### Problem requirements
Check each line below for the word "andel", and copy those that have it.

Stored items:
(begin)

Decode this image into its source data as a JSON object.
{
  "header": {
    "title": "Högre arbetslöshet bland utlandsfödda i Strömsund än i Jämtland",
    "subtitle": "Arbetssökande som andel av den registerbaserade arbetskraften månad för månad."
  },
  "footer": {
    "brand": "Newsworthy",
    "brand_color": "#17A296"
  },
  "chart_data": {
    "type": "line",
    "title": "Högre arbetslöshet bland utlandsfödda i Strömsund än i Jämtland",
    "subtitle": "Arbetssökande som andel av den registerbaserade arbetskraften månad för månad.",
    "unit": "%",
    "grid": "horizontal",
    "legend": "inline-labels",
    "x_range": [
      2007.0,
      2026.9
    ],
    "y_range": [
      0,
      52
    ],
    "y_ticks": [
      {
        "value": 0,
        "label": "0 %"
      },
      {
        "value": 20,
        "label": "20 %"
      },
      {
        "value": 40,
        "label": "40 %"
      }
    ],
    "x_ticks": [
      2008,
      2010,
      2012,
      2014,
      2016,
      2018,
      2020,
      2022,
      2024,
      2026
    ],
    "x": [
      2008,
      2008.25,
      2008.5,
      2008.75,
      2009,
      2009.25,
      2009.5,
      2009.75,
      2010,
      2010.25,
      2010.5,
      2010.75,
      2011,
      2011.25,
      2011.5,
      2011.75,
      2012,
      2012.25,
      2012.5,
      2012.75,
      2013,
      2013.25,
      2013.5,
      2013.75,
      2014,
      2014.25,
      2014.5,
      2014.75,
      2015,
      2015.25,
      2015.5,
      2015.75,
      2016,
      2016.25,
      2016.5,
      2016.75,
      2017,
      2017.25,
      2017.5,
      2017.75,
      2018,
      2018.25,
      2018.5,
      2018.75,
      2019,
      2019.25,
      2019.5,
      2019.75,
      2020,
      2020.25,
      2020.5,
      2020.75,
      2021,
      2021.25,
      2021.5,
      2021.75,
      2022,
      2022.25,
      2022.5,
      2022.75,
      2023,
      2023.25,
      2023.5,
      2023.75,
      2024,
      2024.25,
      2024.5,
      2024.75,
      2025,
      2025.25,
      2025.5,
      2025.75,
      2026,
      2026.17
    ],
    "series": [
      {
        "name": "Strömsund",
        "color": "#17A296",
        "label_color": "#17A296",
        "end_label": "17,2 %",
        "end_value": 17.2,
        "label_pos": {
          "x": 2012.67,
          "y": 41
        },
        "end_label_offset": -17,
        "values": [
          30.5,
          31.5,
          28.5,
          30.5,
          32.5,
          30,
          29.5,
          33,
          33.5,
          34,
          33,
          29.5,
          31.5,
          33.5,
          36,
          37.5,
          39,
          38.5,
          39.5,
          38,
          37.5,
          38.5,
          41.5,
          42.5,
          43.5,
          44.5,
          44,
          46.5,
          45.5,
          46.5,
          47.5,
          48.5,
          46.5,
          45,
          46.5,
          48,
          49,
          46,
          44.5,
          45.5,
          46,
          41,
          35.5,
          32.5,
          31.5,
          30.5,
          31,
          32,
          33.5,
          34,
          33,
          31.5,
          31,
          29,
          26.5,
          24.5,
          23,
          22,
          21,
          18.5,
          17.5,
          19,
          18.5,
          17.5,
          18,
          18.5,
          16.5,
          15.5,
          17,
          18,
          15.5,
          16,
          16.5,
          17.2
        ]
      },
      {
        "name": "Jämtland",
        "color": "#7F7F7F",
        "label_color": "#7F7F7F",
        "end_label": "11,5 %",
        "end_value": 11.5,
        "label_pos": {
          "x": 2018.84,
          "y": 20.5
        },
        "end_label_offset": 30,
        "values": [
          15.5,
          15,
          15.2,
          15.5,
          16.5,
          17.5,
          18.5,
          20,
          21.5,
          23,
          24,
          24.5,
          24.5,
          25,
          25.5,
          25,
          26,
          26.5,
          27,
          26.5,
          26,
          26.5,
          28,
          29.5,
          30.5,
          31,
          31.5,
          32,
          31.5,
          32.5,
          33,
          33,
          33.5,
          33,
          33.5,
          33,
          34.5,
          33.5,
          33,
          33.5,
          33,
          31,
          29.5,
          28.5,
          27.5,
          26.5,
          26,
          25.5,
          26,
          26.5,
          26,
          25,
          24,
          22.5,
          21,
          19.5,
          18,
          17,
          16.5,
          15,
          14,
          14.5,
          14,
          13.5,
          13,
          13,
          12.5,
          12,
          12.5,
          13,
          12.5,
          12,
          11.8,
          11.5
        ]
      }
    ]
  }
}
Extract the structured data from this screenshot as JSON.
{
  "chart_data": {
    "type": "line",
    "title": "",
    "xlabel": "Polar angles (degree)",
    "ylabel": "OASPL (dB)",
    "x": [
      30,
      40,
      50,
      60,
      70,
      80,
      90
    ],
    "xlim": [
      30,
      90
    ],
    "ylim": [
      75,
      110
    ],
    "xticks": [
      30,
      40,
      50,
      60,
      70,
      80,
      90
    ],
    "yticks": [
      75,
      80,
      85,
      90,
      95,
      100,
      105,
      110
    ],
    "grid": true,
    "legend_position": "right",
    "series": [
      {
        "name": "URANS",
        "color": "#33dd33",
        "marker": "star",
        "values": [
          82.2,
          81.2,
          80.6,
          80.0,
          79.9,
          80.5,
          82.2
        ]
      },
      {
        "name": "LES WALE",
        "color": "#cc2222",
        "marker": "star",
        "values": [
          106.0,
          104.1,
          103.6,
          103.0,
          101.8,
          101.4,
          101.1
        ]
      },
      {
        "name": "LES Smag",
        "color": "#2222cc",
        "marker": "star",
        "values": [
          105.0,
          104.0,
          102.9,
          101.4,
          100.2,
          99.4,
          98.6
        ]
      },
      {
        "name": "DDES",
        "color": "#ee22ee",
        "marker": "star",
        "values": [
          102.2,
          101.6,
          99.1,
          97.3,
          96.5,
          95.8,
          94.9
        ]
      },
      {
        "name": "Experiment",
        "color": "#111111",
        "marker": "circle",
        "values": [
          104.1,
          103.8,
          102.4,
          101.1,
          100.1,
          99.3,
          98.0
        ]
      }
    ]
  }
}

(end)

### The answer
    "subtitle": "Arbetssökande som andel av den registerbaserade arbetskraften månad för månad."
    "subtitle": "Arbetssökande som andel av den registerbaserade arbetskraften månad för månad.",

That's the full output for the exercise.